==== RECORDS FOR PROCESSING ====

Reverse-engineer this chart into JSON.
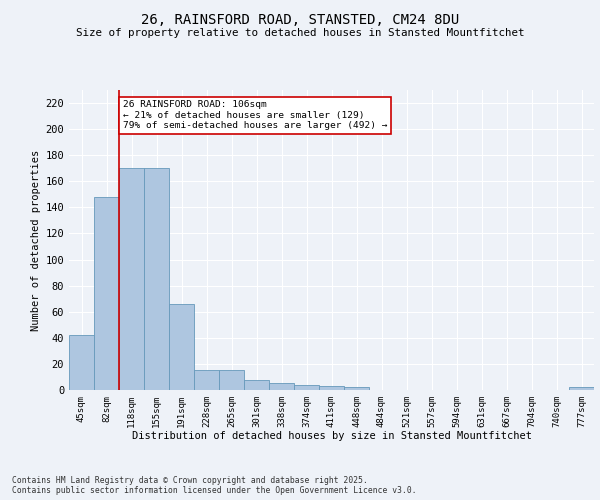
{
  "title1": "26, RAINSFORD ROAD, STANSTED, CM24 8DU",
  "title2": "Size of property relative to detached houses in Stansted Mountfitchet",
  "xlabel": "Distribution of detached houses by size in Stansted Mountfitchet",
  "ylabel": "Number of detached properties",
  "categories": [
    "45sqm",
    "82sqm",
    "118sqm",
    "155sqm",
    "191sqm",
    "228sqm",
    "265sqm",
    "301sqm",
    "338sqm",
    "374sqm",
    "411sqm",
    "448sqm",
    "484sqm",
    "521sqm",
    "557sqm",
    "594sqm",
    "631sqm",
    "667sqm",
    "704sqm",
    "740sqm",
    "777sqm"
  ],
  "values": [
    42,
    148,
    170,
    170,
    66,
    15,
    15,
    8,
    5,
    4,
    3,
    2,
    0,
    0,
    0,
    0,
    0,
    0,
    0,
    0,
    2
  ],
  "bar_color": "#aec6e0",
  "bar_edge_color": "#6699bb",
  "vline_x": 1.5,
  "vline_color": "#cc0000",
  "annotation_text": "26 RAINSFORD ROAD: 106sqm\n← 21% of detached houses are smaller (129)\n79% of semi-detached houses are larger (492) →",
  "annotation_box_color": "#cc0000",
  "ylim": [
    0,
    230
  ],
  "yticks": [
    0,
    20,
    40,
    60,
    80,
    100,
    120,
    140,
    160,
    180,
    200,
    220
  ],
  "background_color": "#eef2f8",
  "grid_color": "#ffffff",
  "footer": "Contains HM Land Registry data © Crown copyright and database right 2025.\nContains public sector information licensed under the Open Government Licence v3.0."
}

====

• _REQUEST_:
Identify each line in the records above that contains the word "Mountfitchet", and copy it out in full.

• _FULL RESPONSE_:
  "title2": "Size of property relative to detached houses in Stansted Mountfitchet",
  "xlabel": "Distribution of detached houses by size in Stansted Mountfitchet",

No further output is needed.